--- Exercise data ---
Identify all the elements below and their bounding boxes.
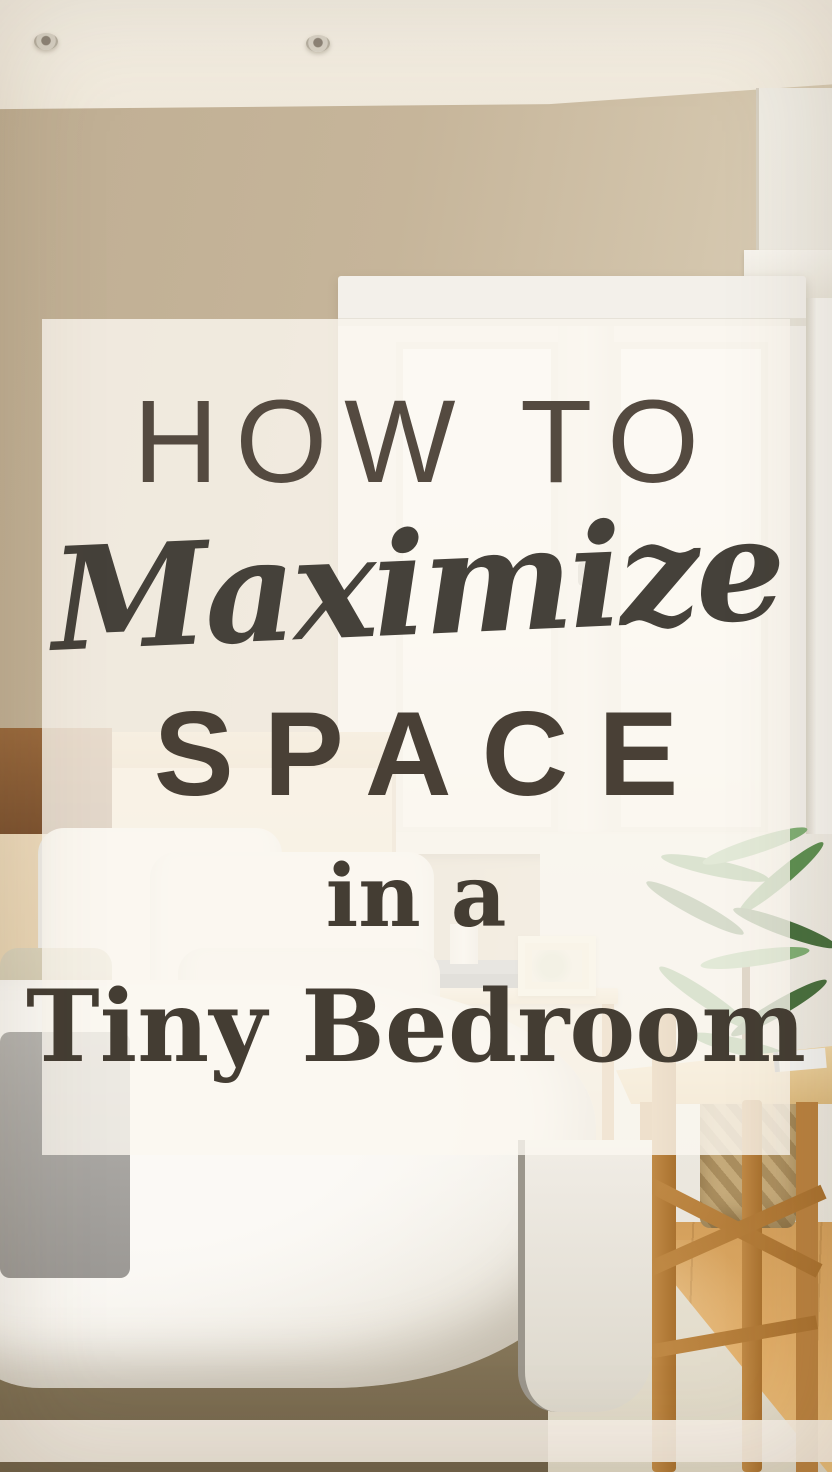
title-line-maximize: Maximize: [48, 495, 785, 676]
title-line-tiny-bedroom: Tiny Bedroom: [26, 978, 806, 1077]
pin-graphic: HOW TO Maximize SPACE in a Tiny Bedroom: [0, 0, 832, 1472]
recessed-light-icon: [306, 35, 330, 52]
title-line-space: SPACE: [124, 694, 709, 814]
title-line-in-a: in a: [326, 854, 507, 940]
title-line-how-to: HOW TO: [116, 383, 716, 501]
bottom-bar: [0, 1420, 832, 1462]
ceiling: [0, 0, 832, 124]
sheet-drape: [518, 1140, 652, 1412]
chair-leg: [742, 1100, 762, 1472]
title-block: HOW TO Maximize SPACE in a Tiny Bedroom: [42, 319, 790, 1155]
desk-leg: [796, 1102, 818, 1472]
recessed-light-icon: [34, 33, 58, 50]
open-window-pane: [806, 298, 832, 858]
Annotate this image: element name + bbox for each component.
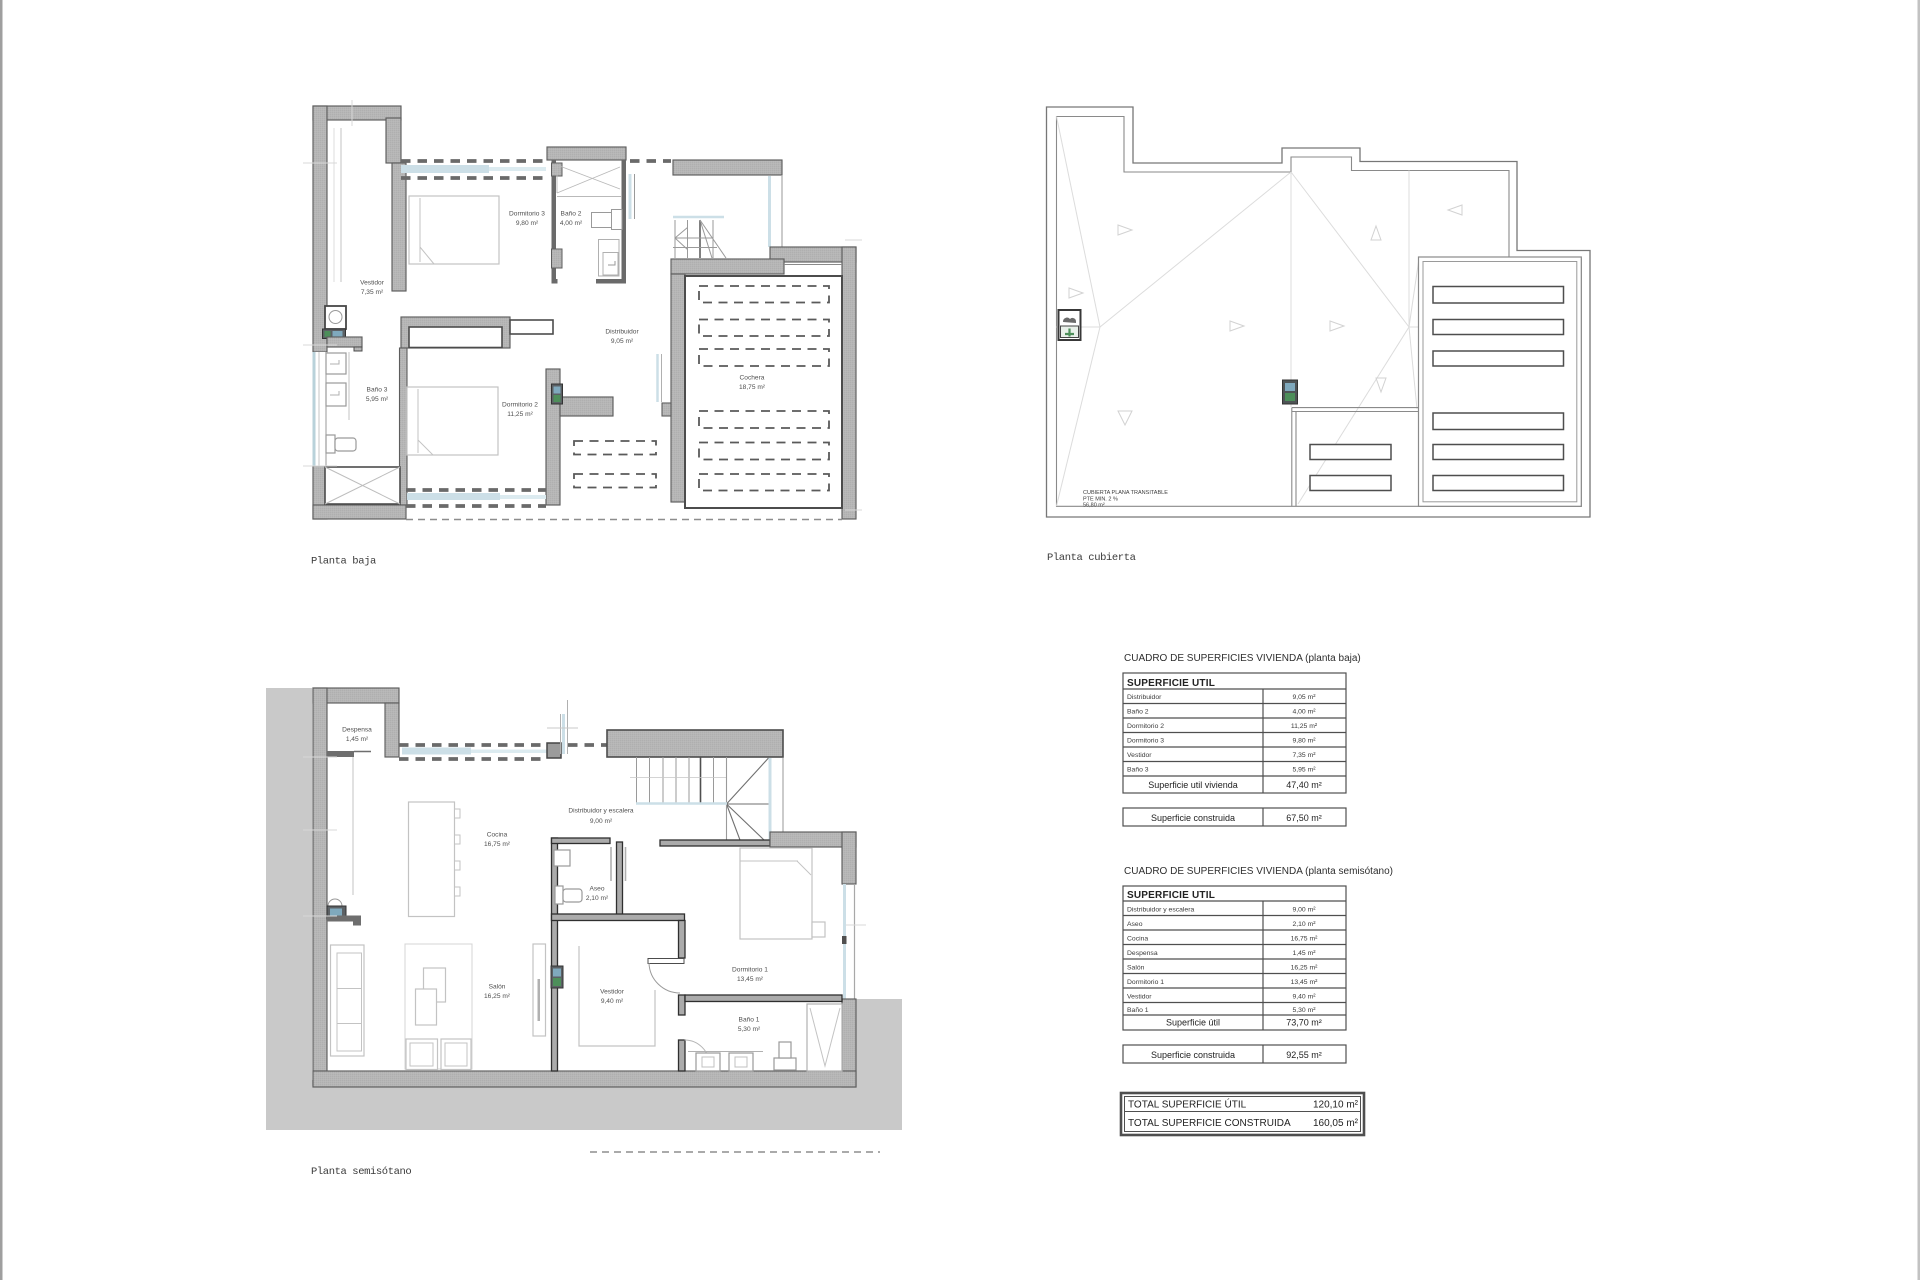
svg-text:Cochera: Cochera — [740, 375, 765, 382]
svg-text:Superficie construida: Superficie construida — [1151, 813, 1235, 823]
svg-text:Distribuidor: Distribuidor — [1127, 694, 1162, 701]
svg-text:4,00 m²: 4,00 m² — [1292, 709, 1316, 716]
svg-text:56,80 m²: 56,80 m² — [1083, 503, 1105, 509]
svg-text:7,35 m²: 7,35 m² — [361, 289, 384, 296]
svg-text:7,35 m²: 7,35 m² — [1292, 752, 1316, 759]
svg-text:Vestidor: Vestidor — [600, 989, 625, 996]
svg-text:Salón: Salón — [1127, 965, 1145, 972]
svg-text:16,75 m²: 16,75 m² — [484, 841, 511, 848]
svg-text:Superficie construida: Superficie construida — [1151, 1050, 1235, 1060]
svg-text:Salón: Salón — [489, 984, 506, 991]
svg-text:SUPERFICIE UTIL: SUPERFICIE UTIL — [1127, 890, 1215, 901]
svg-text:9,00 m²: 9,00 m² — [1292, 907, 1316, 914]
svg-text:Dormitorio 3: Dormitorio 3 — [1127, 738, 1164, 745]
svg-text:73,70 m²: 73,70 m² — [1286, 1018, 1322, 1028]
svg-text:Aseo: Aseo — [1127, 921, 1143, 928]
svg-text:Dormitorio 1: Dormitorio 1 — [1127, 979, 1164, 986]
svg-text:SUPERFICIE UTIL: SUPERFICIE UTIL — [1127, 678, 1215, 689]
svg-text:Baño 3: Baño 3 — [1127, 767, 1149, 774]
svg-text:Baño 2: Baño 2 — [561, 211, 582, 218]
svg-text:2,10 m²: 2,10 m² — [1292, 921, 1316, 928]
svg-text:Vestidor: Vestidor — [1127, 752, 1152, 759]
svg-text:Dormitorio 1: Dormitorio 1 — [732, 967, 768, 974]
svg-text:18,75 m²: 18,75 m² — [739, 384, 766, 391]
svg-text:TOTAL SUPERFICIE ÚTIL: TOTAL SUPERFICIE ÚTIL — [1128, 1098, 1247, 1111]
svg-text:9,40 m²: 9,40 m² — [601, 998, 624, 1005]
svg-text:9,05 m²: 9,05 m² — [1292, 694, 1316, 701]
svg-text:92,55 m²: 92,55 m² — [1286, 1050, 1322, 1060]
svg-text:9,80 m²: 9,80 m² — [516, 220, 539, 227]
svg-text:Despensa: Despensa — [342, 727, 372, 734]
svg-text:CUADRO DE SUPERFICIES VIVIENDA: CUADRO DE SUPERFICIES VIVIENDA (planta b… — [1124, 653, 1361, 664]
svg-text:Vestidor: Vestidor — [360, 280, 385, 287]
svg-text:Distribuidor y escalera: Distribuidor y escalera — [1127, 907, 1194, 914]
svg-text:Distribuidor: Distribuidor — [605, 329, 639, 336]
svg-text:13,45 m²: 13,45 m² — [737, 976, 764, 983]
svg-text:160,05 m²: 160,05 m² — [1313, 1118, 1359, 1129]
svg-text:Superficie útil: Superficie útil — [1166, 1018, 1220, 1028]
svg-text:CUADRO DE SUPERFICIES VIVIENDA: CUADRO DE SUPERFICIES VIVIENDA (planta s… — [1124, 866, 1393, 877]
svg-text:9,40 m²: 9,40 m² — [1292, 994, 1316, 1001]
svg-text:5,95 m²: 5,95 m² — [1292, 767, 1316, 774]
svg-text:Baño 1: Baño 1 — [739, 1017, 760, 1024]
svg-text:67,50 m²: 67,50 m² — [1286, 813, 1322, 823]
svg-text:5,30 m²: 5,30 m² — [738, 1026, 761, 1033]
svg-text:13,45 m²: 13,45 m² — [1291, 979, 1319, 986]
svg-text:5,30 m²: 5,30 m² — [1292, 1007, 1316, 1014]
svg-text:CUBIERTA PLANA TRANSITABLE: CUBIERTA PLANA TRANSITABLE — [1083, 490, 1168, 496]
svg-text:Distribuidor y escalera: Distribuidor y escalera — [568, 808, 634, 815]
svg-text:120,10 m²: 120,10 m² — [1313, 1100, 1359, 1111]
svg-text:16,75 m²: 16,75 m² — [1291, 936, 1319, 943]
svg-text:9,00 m²: 9,00 m² — [590, 818, 613, 825]
svg-text:Planta baja: Planta baja — [311, 556, 376, 568]
svg-text:1,45 m²: 1,45 m² — [1292, 950, 1316, 957]
svg-text:Aseo: Aseo — [589, 886, 604, 893]
svg-text:11,25 m²: 11,25 m² — [507, 411, 533, 418]
svg-text:9,80 m²: 9,80 m² — [1292, 738, 1316, 745]
svg-text:2,10 m²: 2,10 m² — [586, 895, 609, 902]
svg-text:Superficie util vivienda: Superficie util vivienda — [1148, 780, 1238, 790]
svg-text:Cocina: Cocina — [1127, 936, 1148, 943]
svg-text:Cocina: Cocina — [487, 832, 508, 839]
svg-text:Baño 3: Baño 3 — [367, 387, 388, 394]
svg-text:Baño 2: Baño 2 — [1127, 709, 1149, 716]
svg-text:Dormitorio 2: Dormitorio 2 — [1127, 723, 1164, 730]
svg-text:1,45 m²: 1,45 m² — [346, 736, 369, 743]
svg-text:16,25 m²: 16,25 m² — [484, 993, 511, 1000]
svg-text:Planta semisótano: Planta semisótano — [311, 1166, 411, 1178]
svg-text:16,25 m²: 16,25 m² — [1291, 965, 1319, 972]
svg-text:47,40 m²: 47,40 m² — [1286, 780, 1322, 790]
svg-text:5,95 m²: 5,95 m² — [366, 396, 389, 403]
svg-text:Dormitorio 2: Dormitorio 2 — [502, 402, 538, 409]
svg-text:9,05 m²: 9,05 m² — [611, 338, 634, 345]
svg-text:Dormitorio 3: Dormitorio 3 — [509, 211, 545, 218]
svg-text:4,00 m²: 4,00 m² — [560, 220, 583, 227]
svg-text:11,25 m²: 11,25 m² — [1291, 723, 1318, 730]
svg-text:TOTAL SUPERFICIE CONSTRUIDA: TOTAL SUPERFICIE CONSTRUIDA — [1128, 1118, 1291, 1129]
svg-text:Planta cubierta: Planta cubierta — [1047, 552, 1136, 564]
svg-text:Vestidor: Vestidor — [1127, 994, 1152, 1001]
svg-text:Despensa: Despensa — [1127, 950, 1158, 957]
svg-text:Baño 1: Baño 1 — [1127, 1007, 1149, 1014]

--- Work to be completed ---
Rewrite all the entries above with every "Vestidor" changed to "Walk-in Closet" and everything else unchanged. Omit the pictures.

--- Output of the exercise ---
Identify all the elements below and their bounding boxes.
title-line-maximize: Maximize: [48, 495, 785, 676]
title-line-tiny-bedroom: Tiny Bedroom: [26, 978, 806, 1077]
pin-graphic: HOW TO Maximize SPACE in a Tiny Bedroom: [0, 0, 832, 1472]
recessed-light-icon: [306, 35, 330, 52]
title-line-space: SPACE: [124, 694, 709, 814]
title-line-in-a: in a: [326, 854, 507, 940]
title-line-how-to: HOW TO: [116, 383, 716, 501]
bottom-bar: [0, 1420, 832, 1462]
ceiling: [0, 0, 832, 124]
sheet-drape: [518, 1140, 652, 1412]
chair-leg: [742, 1100, 762, 1472]
title-block: HOW TO Maximize SPACE in a Tiny Bedroom: [42, 319, 790, 1155]
desk-leg: [796, 1102, 818, 1472]
recessed-light-icon: [34, 33, 58, 50]
open-window-pane: [806, 298, 832, 858]
Annotate this image: element name + bbox for each component.
svg-text:Cochera: Cochera — [740, 375, 765, 382]
svg-text:Superficie construida: Superficie construida — [1151, 813, 1235, 823]
svg-text:Distribuidor: Distribuidor — [1127, 694, 1162, 701]
svg-text:4,00 m²: 4,00 m² — [1292, 709, 1316, 716]
svg-text:56,80 m²: 56,80 m² — [1083, 503, 1105, 509]
svg-text:7,35 m²: 7,35 m² — [361, 289, 384, 296]
svg-text:7,35 m²: 7,35 m² — [1292, 752, 1316, 759]
svg-text:Walk-in Closet: Walk-in Closet — [600, 989, 625, 996]
svg-text:Salón: Salón — [1127, 965, 1145, 972]
svg-text:16,75 m²: 16,75 m² — [484, 841, 511, 848]
svg-text:Superficie construida: Superficie construida — [1151, 1050, 1235, 1060]
svg-text:Salón: Salón — [489, 984, 506, 991]
svg-text:SUPERFICIE UTIL: SUPERFICIE UTIL — [1127, 890, 1215, 901]
svg-text:9,00 m²: 9,00 m² — [1292, 907, 1316, 914]
svg-text:Dormitorio 3: Dormitorio 3 — [1127, 738, 1164, 745]
svg-text:73,70 m²: 73,70 m² — [1286, 1018, 1322, 1028]
svg-text:Aseo: Aseo — [1127, 921, 1143, 928]
svg-text:Dormitorio 1: Dormitorio 1 — [1127, 979, 1164, 986]
svg-text:SUPERFICIE UTIL: SUPERFICIE UTIL — [1127, 678, 1215, 689]
svg-text:Baño 3: Baño 3 — [1127, 767, 1149, 774]
svg-text:Baño 2: Baño 2 — [561, 211, 582, 218]
svg-text:2,10 m²: 2,10 m² — [1292, 921, 1316, 928]
svg-text:Walk-in Closet: Walk-in Closet — [1127, 752, 1152, 759]
svg-text:Dormitorio 1: Dormitorio 1 — [732, 967, 768, 974]
svg-text:18,75 m²: 18,75 m² — [739, 384, 766, 391]
svg-text:TOTAL SUPERFICIE ÚTIL: TOTAL SUPERFICIE ÚTIL — [1128, 1098, 1247, 1111]
svg-text:9,40 m²: 9,40 m² — [601, 998, 624, 1005]
svg-text:9,05 m²: 9,05 m² — [1292, 694, 1316, 701]
svg-text:92,55 m²: 92,55 m² — [1286, 1050, 1322, 1060]
svg-text:9,80 m²: 9,80 m² — [516, 220, 539, 227]
svg-text:Despensa: Despensa — [342, 727, 372, 734]
svg-text:CUADRO DE SUPERFICIES VIVIENDA: CUADRO DE SUPERFICIES VIVIENDA (planta b… — [1124, 653, 1361, 664]
svg-text:Walk-in Closet: Walk-in Closet — [360, 280, 385, 287]
svg-text:Distribuidor y escalera: Distribuidor y escalera — [1127, 907, 1194, 914]
svg-text:Distribuidor: Distribuidor — [605, 329, 639, 336]
svg-text:13,45 m²: 13,45 m² — [737, 976, 764, 983]
svg-text:160,05 m²: 160,05 m² — [1313, 1118, 1359, 1129]
svg-text:Superficie útil: Superficie útil — [1166, 1018, 1220, 1028]
svg-text:CUADRO DE SUPERFICIES VIVIENDA: CUADRO DE SUPERFICIES VIVIENDA (planta s… — [1124, 866, 1393, 877]
svg-text:9,40 m²: 9,40 m² — [1292, 994, 1316, 1001]
svg-text:5,95 m²: 5,95 m² — [1292, 767, 1316, 774]
svg-text:Baño 1: Baño 1 — [739, 1017, 760, 1024]
svg-text:67,50 m²: 67,50 m² — [1286, 813, 1322, 823]
svg-text:5,30 m²: 5,30 m² — [738, 1026, 761, 1033]
svg-text:13,45 m²: 13,45 m² — [1291, 979, 1319, 986]
svg-text:5,30 m²: 5,30 m² — [1292, 1007, 1316, 1014]
svg-text:CUBIERTA PLANA TRANSITABLE: CUBIERTA PLANA TRANSITABLE — [1083, 490, 1168, 496]
svg-text:Distribuidor y escalera: Distribuidor y escalera — [568, 808, 634, 815]
svg-text:120,10 m²: 120,10 m² — [1313, 1100, 1359, 1111]
svg-text:16,75 m²: 16,75 m² — [1291, 936, 1319, 943]
svg-text:9,00 m²: 9,00 m² — [590, 818, 613, 825]
svg-text:Planta baja: Planta baja — [311, 556, 376, 568]
svg-text:1,45 m²: 1,45 m² — [1292, 950, 1316, 957]
svg-text:Aseo: Aseo — [589, 886, 604, 893]
svg-text:11,25 m²: 11,25 m² — [507, 411, 533, 418]
svg-text:9,80 m²: 9,80 m² — [1292, 738, 1316, 745]
svg-text:2,10 m²: 2,10 m² — [586, 895, 609, 902]
svg-text:Superficie util vivienda: Superficie util vivienda — [1148, 780, 1238, 790]
svg-text:Cocina: Cocina — [1127, 936, 1148, 943]
svg-text:Cocina: Cocina — [487, 832, 508, 839]
svg-text:Baño 3: Baño 3 — [367, 387, 388, 394]
svg-text:Baño 2: Baño 2 — [1127, 709, 1149, 716]
svg-text:Dormitorio 2: Dormitorio 2 — [1127, 723, 1164, 730]
svg-text:1,45 m²: 1,45 m² — [346, 736, 369, 743]
svg-text:16,25 m²: 16,25 m² — [484, 993, 511, 1000]
svg-text:Planta semisótano: Planta semisótano — [311, 1166, 411, 1178]
svg-text:16,25 m²: 16,25 m² — [1291, 965, 1319, 972]
svg-text:47,40 m²: 47,40 m² — [1286, 780, 1322, 790]
svg-text:5,95 m²: 5,95 m² — [366, 396, 389, 403]
svg-text:Dormitorio 2: Dormitorio 2 — [502, 402, 538, 409]
svg-text:9,05 m²: 9,05 m² — [611, 338, 634, 345]
svg-text:Dormitorio 3: Dormitorio 3 — [509, 211, 545, 218]
svg-text:4,00 m²: 4,00 m² — [560, 220, 583, 227]
svg-text:11,25 m²: 11,25 m² — [1291, 723, 1318, 730]
svg-text:TOTAL SUPERFICIE CONSTRUIDA: TOTAL SUPERFICIE CONSTRUIDA — [1128, 1118, 1291, 1129]
svg-text:Planta cubierta: Planta cubierta — [1047, 552, 1136, 564]
svg-text:Walk-in Closet: Walk-in Closet — [1127, 994, 1152, 1001]
svg-text:Despensa: Despensa — [1127, 950, 1158, 957]
svg-text:Baño 1: Baño 1 — [1127, 1007, 1149, 1014]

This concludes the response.